• Stated task: Only the lines holding the string "公正司法" are needed. Copy each one.

• Task input:
++++++++++
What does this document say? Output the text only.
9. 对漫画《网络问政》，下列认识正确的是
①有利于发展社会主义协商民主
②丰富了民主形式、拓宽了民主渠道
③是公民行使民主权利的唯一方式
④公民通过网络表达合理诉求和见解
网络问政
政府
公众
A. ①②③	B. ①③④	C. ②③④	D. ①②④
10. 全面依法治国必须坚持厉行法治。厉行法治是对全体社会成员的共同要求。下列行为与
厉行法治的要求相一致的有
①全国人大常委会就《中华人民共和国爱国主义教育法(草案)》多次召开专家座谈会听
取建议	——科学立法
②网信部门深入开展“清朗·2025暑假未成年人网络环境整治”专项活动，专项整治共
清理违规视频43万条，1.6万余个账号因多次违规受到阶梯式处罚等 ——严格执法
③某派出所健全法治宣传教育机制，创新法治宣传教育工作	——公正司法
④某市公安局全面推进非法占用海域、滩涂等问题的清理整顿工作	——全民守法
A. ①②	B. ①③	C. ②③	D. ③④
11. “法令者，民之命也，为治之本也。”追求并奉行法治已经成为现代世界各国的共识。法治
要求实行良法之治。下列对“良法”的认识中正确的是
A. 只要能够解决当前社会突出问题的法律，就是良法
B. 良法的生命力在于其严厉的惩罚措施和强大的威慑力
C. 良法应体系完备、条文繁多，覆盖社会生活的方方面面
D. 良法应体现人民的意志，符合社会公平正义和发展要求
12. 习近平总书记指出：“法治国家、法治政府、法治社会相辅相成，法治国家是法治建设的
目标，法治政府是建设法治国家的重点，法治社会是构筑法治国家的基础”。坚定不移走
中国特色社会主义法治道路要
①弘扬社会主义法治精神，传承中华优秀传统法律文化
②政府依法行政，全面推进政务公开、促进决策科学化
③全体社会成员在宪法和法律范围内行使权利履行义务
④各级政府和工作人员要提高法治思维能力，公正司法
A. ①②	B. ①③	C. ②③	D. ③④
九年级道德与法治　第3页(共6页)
++++++++++
• Solution:
③某派出所健全法治宣传教育机制，创新法治宣传教育工作	——公正司法
④各级政府和工作人员要提高法治思维能力，公正司法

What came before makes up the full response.